> AIM OF THE TASK
With the pictures left out, copy the listing below exactly.

:::

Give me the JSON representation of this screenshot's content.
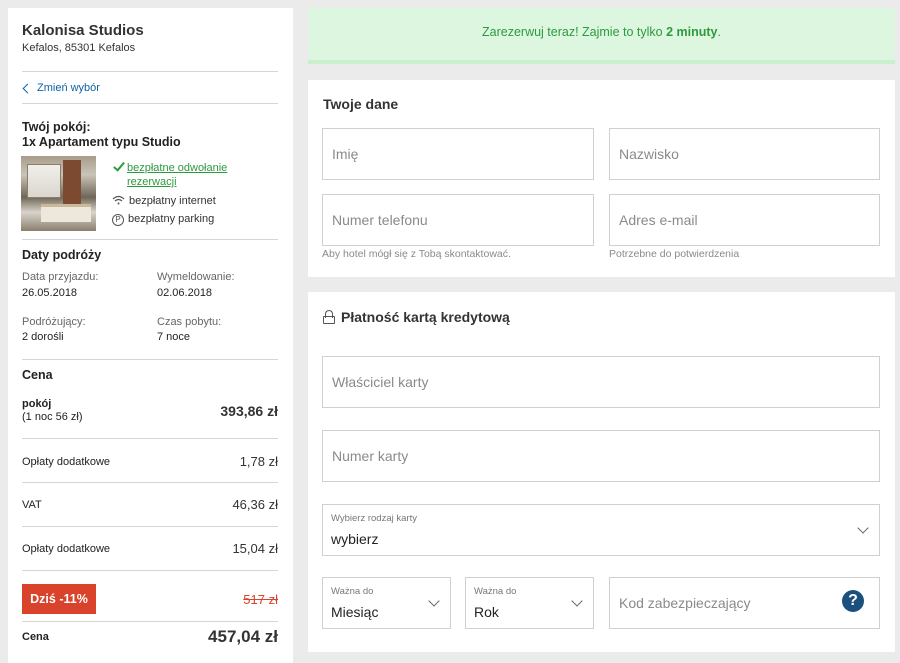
{
  "summary": {
    "hotel_name": "Kalonisa Studios",
    "hotel_address": "Kefalos, 85301 Kefalos",
    "change_link": "Zmień wybór",
    "room_title_line1": "Twój pokój:",
    "room_title_line2": "1x Apartament typu Studio",
    "amenities": {
      "cancel_line1": "bezpłatne odwołanie",
      "cancel_line2": "rezerwacji",
      "internet": "bezpłatny internet",
      "parking": "bezpłatny parking",
      "parking_glyph": "P"
    },
    "travel": {
      "title": "Daty podróży",
      "arrival_label": "Data przyjazdu:",
      "arrival_value": "26.05.2018",
      "checkout_label": "Wymeldowanie:",
      "checkout_value": "02.06.2018",
      "travelers_label": "Podróżujący:",
      "travelers_value": "2 dorośli",
      "duration_label": "Czas pobytu:",
      "duration_value": "7 noce"
    },
    "price": {
      "title": "Cena",
      "room_label": "pokój",
      "room_sublabel": "(1 noc 56 zł)",
      "room_amount": "393,86 zł",
      "rows": [
        {
          "label": "Opłaty dodatkowe",
          "amount": "1,78 zł"
        },
        {
          "label": "VAT",
          "amount": "46,36 zł"
        },
        {
          "label": "Opłaty dodatkowe",
          "amount": "15,04 zł"
        }
      ],
      "discount_badge": "Dziś -11%",
      "old_price": "517 zł",
      "total_label": "Cena",
      "total_amount": "457,04 zł"
    }
  },
  "banner": {
    "text_before": "Zarezerwuj teraz! Zajmie to tylko ",
    "text_bold": "2 minuty",
    "text_after": "."
  },
  "personal": {
    "title": "Twoje dane",
    "first_name_placeholder": "Imię",
    "last_name_placeholder": "Nazwisko",
    "phone_placeholder": "Numer telefonu",
    "email_placeholder": "Adres e-mail",
    "phone_hint": "Aby hotel mógł się z Tobą skontaktować.",
    "email_hint": "Potrzebne do potwierdzenia"
  },
  "payment": {
    "title": "Płatność kartą kredytową",
    "cardholder_placeholder": "Właściciel karty",
    "card_number_placeholder": "Numer karty",
    "card_type_label": "Wybierz rodzaj karty",
    "card_type_value": "wybierz",
    "month_label": "Ważna do",
    "month_value": "Miesiąc",
    "year_label": "Ważna do",
    "year_value": "Rok",
    "cvv_placeholder": "Kod zabezpieczający",
    "help_glyph": "?"
  },
  "colors": {
    "accent_green": "#2e9a3e",
    "banner_bg": "#ddf6df",
    "discount_red": "#d9432c",
    "link_blue": "#0c63a8",
    "help_blue": "#1b4f7d"
  }
}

:::

> EXERCISE OUTPUT
Give me the JSON representation of this screenshot's content.
{
  "summary": {
    "hotel_name": "Kalonisa Studios",
    "hotel_address": "Kefalos, 85301 Kefalos",
    "change_link": "Zmień wybór",
    "room_title_line1": "Twój pokój:",
    "room_title_line2": "1x Apartament typu Studio",
    "amenities": {
      "cancel_line1": "bezpłatne odwołanie",
      "cancel_line2": "rezerwacji",
      "internet": "bezpłatny internet",
      "parking": "bezpłatny parking",
      "parking_glyph": "P"
    },
    "travel": {
      "title": "Daty podróży",
      "arrival_label": "Data przyjazdu:",
      "arrival_value": "26.05.2018",
      "checkout_label": "Wymeldowanie:",
      "checkout_value": "02.06.2018",
      "travelers_label": "Podróżujący:",
      "travelers_value": "2 dorośli",
      "duration_label": "Czas pobytu:",
      "duration_value": "7 noce"
    },
    "price": {
      "title": "Cena",
      "room_label": "pokój",
      "room_sublabel": "(1 noc 56 zł)",
      "room_amount": "393,86 zł",
      "rows": [
        {
          "label": "Opłaty dodatkowe",
          "amount": "1,78 zł"
        },
        {
          "label": "VAT",
          "amount": "46,36 zł"
        },
        {
          "label": "Opłaty dodatkowe",
          "amount": "15,04 zł"
        }
      ],
      "discount_badge": "Dziś -11%",
      "old_price": "517 zł",
      "total_label": "Cena",
      "total_amount": "457,04 zł"
    }
  },
  "banner": {
    "text_before": "Zarezerwuj teraz! Zajmie to tylko ",
    "text_bold": "2 minuty",
    "text_after": "."
  },
  "personal": {
    "title": "Twoje dane",
    "first_name_placeholder": "Imię",
    "last_name_placeholder": "Nazwisko",
    "phone_placeholder": "Numer telefonu",
    "email_placeholder": "Adres e-mail",
    "phone_hint": "Aby hotel mógł się z Tobą skontaktować.",
    "email_hint": "Potrzebne do potwierdzenia"
  },
  "payment": {
    "title": "Płatność kartą kredytową",
    "cardholder_placeholder": "Właściciel karty",
    "card_number_placeholder": "Numer karty",
    "card_type_label": "Wybierz rodzaj karty",
    "card_type_value": "wybierz",
    "month_label": "Ważna do",
    "month_value": "Miesiąc",
    "year_label": "Ważna do",
    "year_value": "Rok",
    "cvv_placeholder": "Kod zabezpieczający",
    "help_glyph": "?"
  },
  "colors": {
    "accent_green": "#2e9a3e",
    "banner_bg": "#ddf6df",
    "discount_red": "#d9432c",
    "link_blue": "#0c63a8",
    "help_blue": "#1b4f7d"
  }
}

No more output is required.